DIRECTIVE :: Print the entries in full, word for word, but not the pictures.

(Collected data entries)
::::

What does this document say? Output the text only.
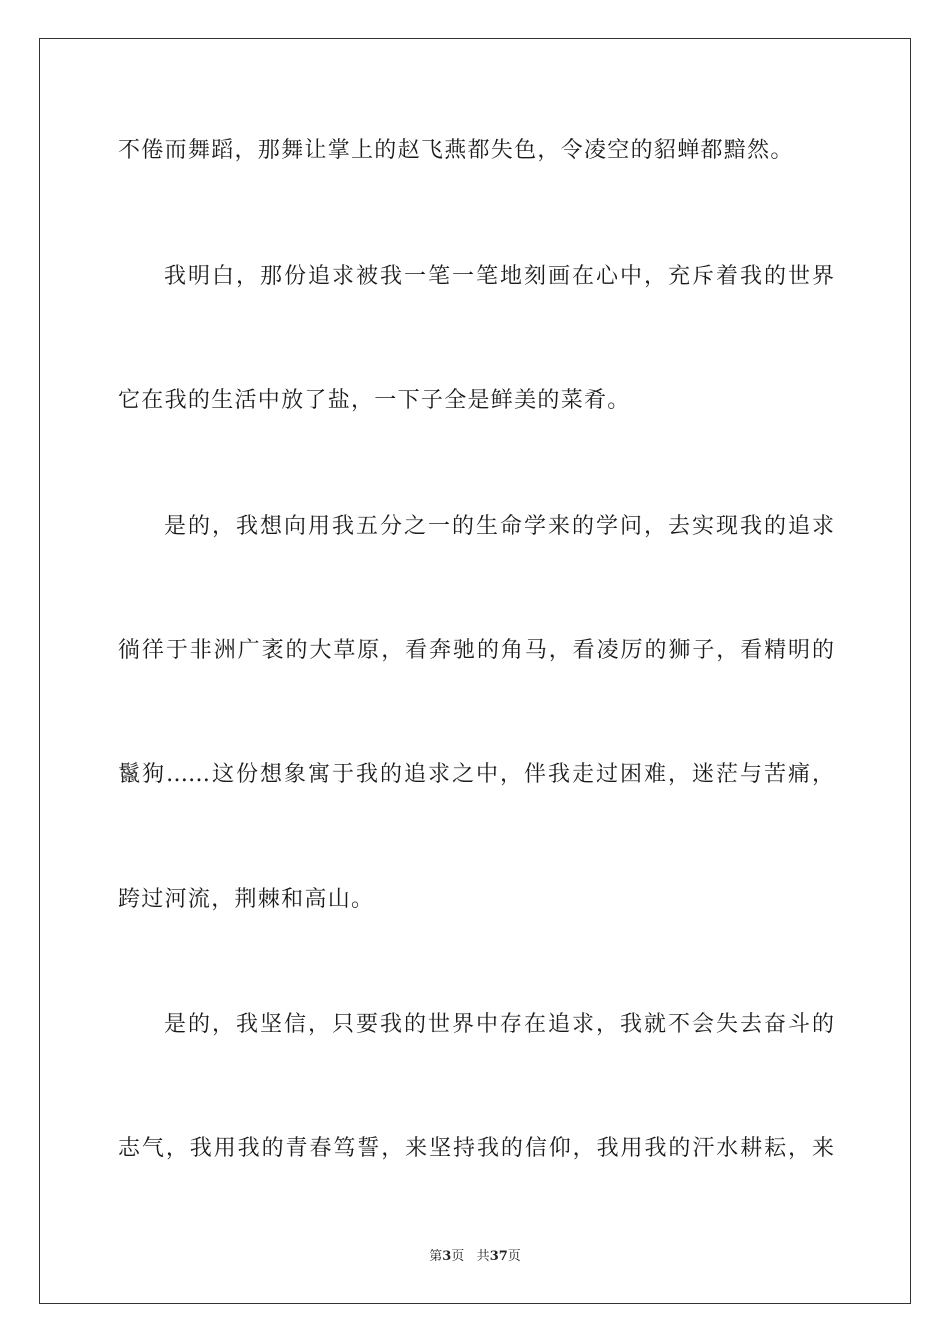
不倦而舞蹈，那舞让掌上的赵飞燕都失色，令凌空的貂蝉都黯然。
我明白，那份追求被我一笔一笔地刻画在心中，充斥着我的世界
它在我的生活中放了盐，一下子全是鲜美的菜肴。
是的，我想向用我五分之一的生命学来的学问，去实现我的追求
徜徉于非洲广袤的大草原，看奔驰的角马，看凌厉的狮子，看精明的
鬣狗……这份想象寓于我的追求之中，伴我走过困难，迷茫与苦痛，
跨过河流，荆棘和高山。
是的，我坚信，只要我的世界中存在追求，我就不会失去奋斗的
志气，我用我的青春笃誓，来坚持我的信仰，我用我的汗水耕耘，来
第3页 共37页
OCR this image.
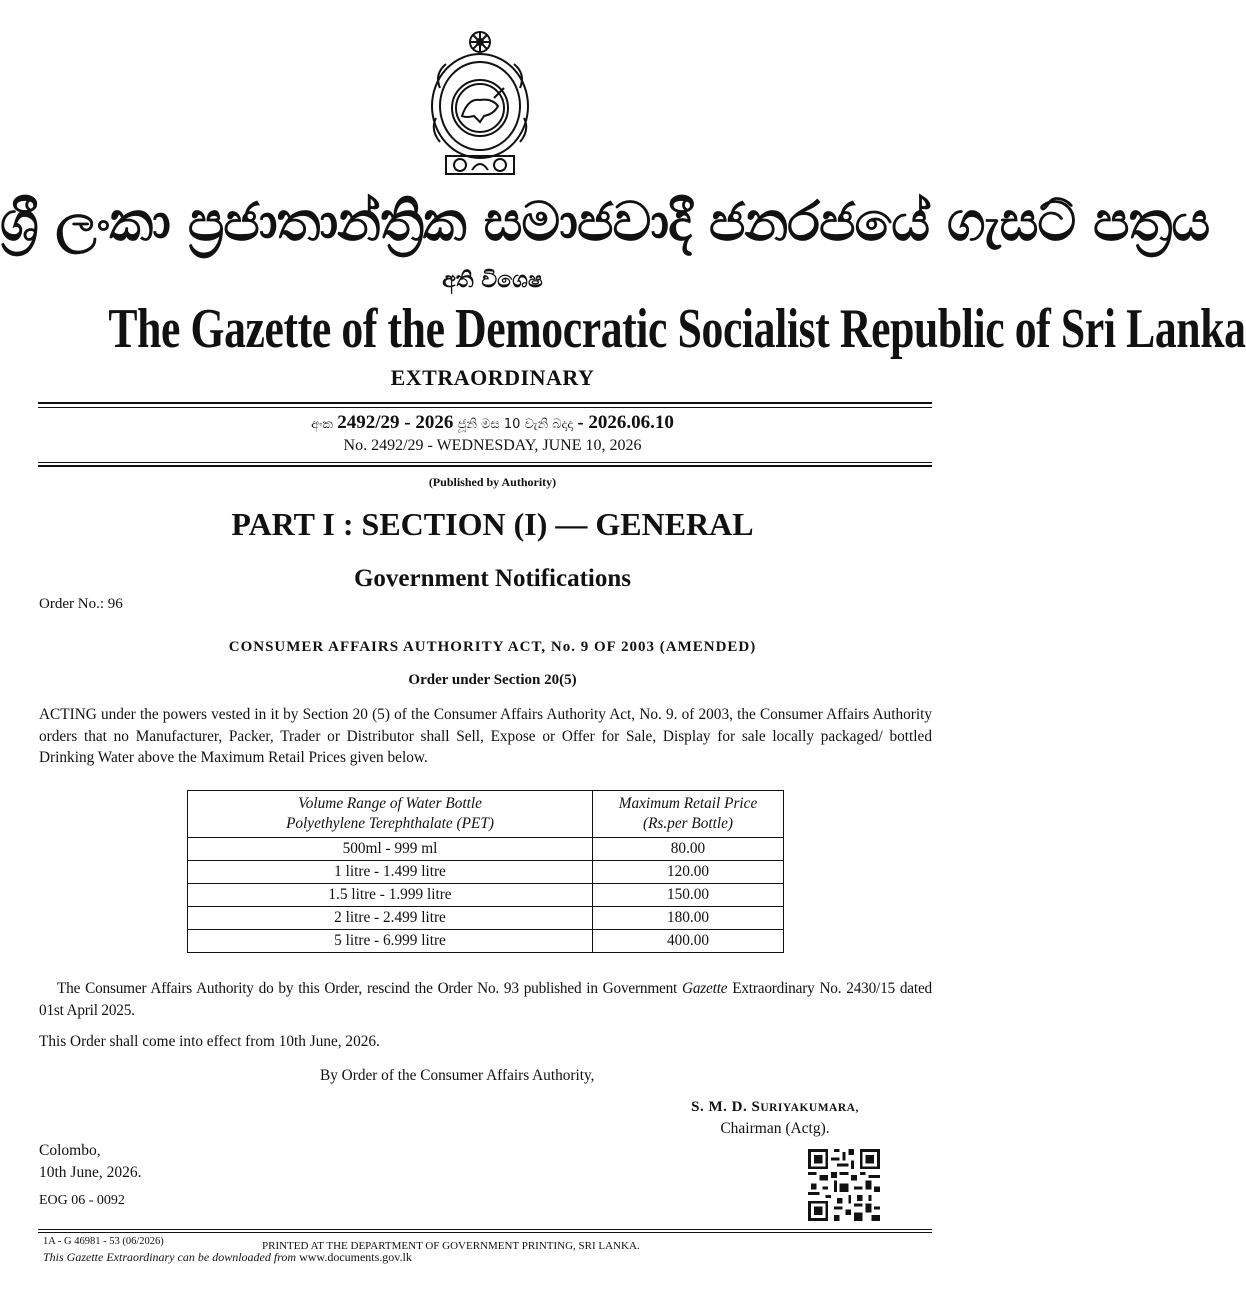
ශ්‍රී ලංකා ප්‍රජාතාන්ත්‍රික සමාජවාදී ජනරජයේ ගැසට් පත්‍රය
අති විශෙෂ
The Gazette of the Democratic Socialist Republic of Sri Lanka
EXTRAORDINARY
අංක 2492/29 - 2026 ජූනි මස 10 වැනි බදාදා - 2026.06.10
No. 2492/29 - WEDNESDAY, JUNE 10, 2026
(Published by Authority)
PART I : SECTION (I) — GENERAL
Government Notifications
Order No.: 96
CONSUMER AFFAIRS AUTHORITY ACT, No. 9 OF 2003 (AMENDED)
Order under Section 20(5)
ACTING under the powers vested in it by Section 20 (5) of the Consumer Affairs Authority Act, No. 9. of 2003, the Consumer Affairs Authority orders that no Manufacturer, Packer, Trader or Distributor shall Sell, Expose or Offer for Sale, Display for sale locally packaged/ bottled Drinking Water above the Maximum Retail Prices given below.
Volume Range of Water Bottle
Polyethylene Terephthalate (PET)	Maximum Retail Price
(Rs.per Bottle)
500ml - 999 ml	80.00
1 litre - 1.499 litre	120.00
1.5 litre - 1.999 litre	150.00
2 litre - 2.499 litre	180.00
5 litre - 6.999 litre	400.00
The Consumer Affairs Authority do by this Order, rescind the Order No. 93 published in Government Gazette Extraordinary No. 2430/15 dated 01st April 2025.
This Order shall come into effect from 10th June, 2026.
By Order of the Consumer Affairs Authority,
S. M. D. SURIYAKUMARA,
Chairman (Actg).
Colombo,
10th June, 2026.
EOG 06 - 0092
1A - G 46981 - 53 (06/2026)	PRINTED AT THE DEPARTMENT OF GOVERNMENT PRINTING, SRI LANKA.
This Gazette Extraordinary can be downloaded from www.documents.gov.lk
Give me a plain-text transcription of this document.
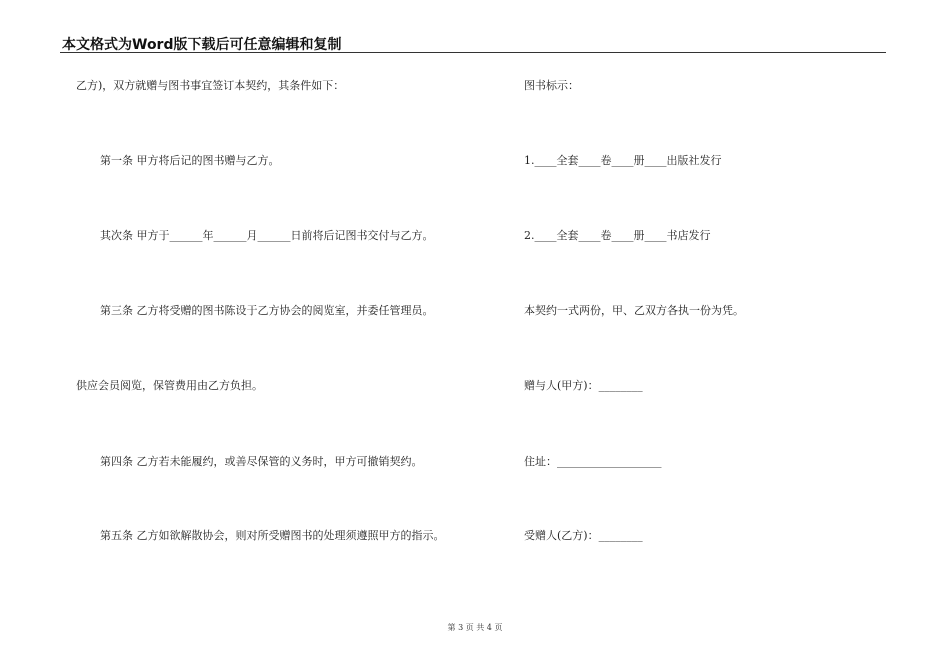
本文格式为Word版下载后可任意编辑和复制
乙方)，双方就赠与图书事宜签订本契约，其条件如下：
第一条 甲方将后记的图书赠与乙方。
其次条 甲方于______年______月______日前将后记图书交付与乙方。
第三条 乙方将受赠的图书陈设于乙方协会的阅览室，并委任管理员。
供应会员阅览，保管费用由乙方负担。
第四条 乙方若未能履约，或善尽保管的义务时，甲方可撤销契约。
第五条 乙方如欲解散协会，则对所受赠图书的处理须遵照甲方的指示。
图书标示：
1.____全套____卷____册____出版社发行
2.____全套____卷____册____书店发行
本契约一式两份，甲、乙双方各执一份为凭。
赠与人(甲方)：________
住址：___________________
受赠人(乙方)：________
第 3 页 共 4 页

::::

RESULT BELOW ::
What does this document say? Output the text only.
不倦而舞蹈，那舞让掌上的赵飞燕都失色，令凌空的貂蝉都黯然。
我明白，那份追求被我一笔一笔地刻画在心中，充斥着我的世界
它在我的生活中放了盐，一下子全是鲜美的菜肴。
是的，我想向用我五分之一的生命学来的学问，去实现我的追求
徜徉于非洲广袤的大草原，看奔驰的角马，看凌厉的狮子，看精明的
鬣狗……这份想象寓于我的追求之中，伴我走过困难，迷茫与苦痛，
跨过河流，荆棘和高山。
是的，我坚信，只要我的世界中存在追求，我就不会失去奋斗的
志气，我用我的青春笃誓，来坚持我的信仰，我用我的汗水耕耘，来
第3页 共37页
OCR this image.
ශ්‍රී ලංකා ප්‍රජාතාන්ත්‍රික සමාජවාදී ජනරජයේ ගැසට් පත්‍රය
අති විශෙෂ
The Gazette of the Democratic Socialist Republic of Sri Lanka
EXTRAORDINARY
අංක 2492/29 - 2026 ජූනි මස 10 වැනි බදාදා - 2026.06.10
No. 2492/29 - WEDNESDAY, JUNE 10, 2026
(Published by Authority)
PART I : SECTION (I) — GENERAL
Government Notifications
Order No.: 96
CONSUMER AFFAIRS AUTHORITY ACT, No. 9 OF 2003 (AMENDED)
Order under Section 20(5)
ACTING under the powers vested in it by Section 20 (5) of the Consumer Affairs Authority Act, No. 9. of 2003, the Consumer Affairs Authority orders that no Manufacturer, Packer, Trader or Distributor shall Sell, Expose or Offer for Sale, Display for sale locally packaged/ bottled Drinking Water above the Maximum Retail Prices given below.
Volume Range of Water Bottle
Polyethylene Terephthalate (PET)	Maximum Retail Price
(Rs.per Bottle)
500ml - 999 ml	80.00
1 litre - 1.499 litre	120.00
1.5 litre - 1.999 litre	150.00
2 litre - 2.499 litre	180.00
5 litre - 6.999 litre	400.00
The Consumer Affairs Authority do by this Order, rescind the Order No. 93 published in Government Gazette Extraordinary No. 2430/15 dated 01st April 2025.
This Order shall come into effect from 10th June, 2026.
By Order of the Consumer Affairs Authority,
S. M. D. SURIYAKUMARA,
Chairman (Actg).
Colombo,
10th June, 2026.
EOG 06 - 0092
1A - G 46981 - 53 (06/2026)	PRINTED AT THE DEPARTMENT OF GOVERNMENT PRINTING, SRI LANKA.
This Gazette Extraordinary can be downloaded from www.documents.gov.lk
Give me a plain-text transcription of this document.
本文格式为Word版下载后可任意编辑和复制
乙方)，双方就赠与图书事宜签订本契约，其条件如下：
第一条 甲方将后记的图书赠与乙方。
其次条 甲方于______年______月______日前将后记图书交付与乙方。
第三条 乙方将受赠的图书陈设于乙方协会的阅览室，并委任管理员。
供应会员阅览，保管费用由乙方负担。
第四条 乙方若未能履约，或善尽保管的义务时，甲方可撤销契约。
第五条 乙方如欲解散协会，则对所受赠图书的处理须遵照甲方的指示。
图书标示：
1.____全套____卷____册____出版社发行
2.____全套____卷____册____书店发行
本契约一式两份，甲、乙双方各执一份为凭。
赠与人(甲方)：________
住址：___________________
受赠人(乙方)：________
第 3 页 共 4 页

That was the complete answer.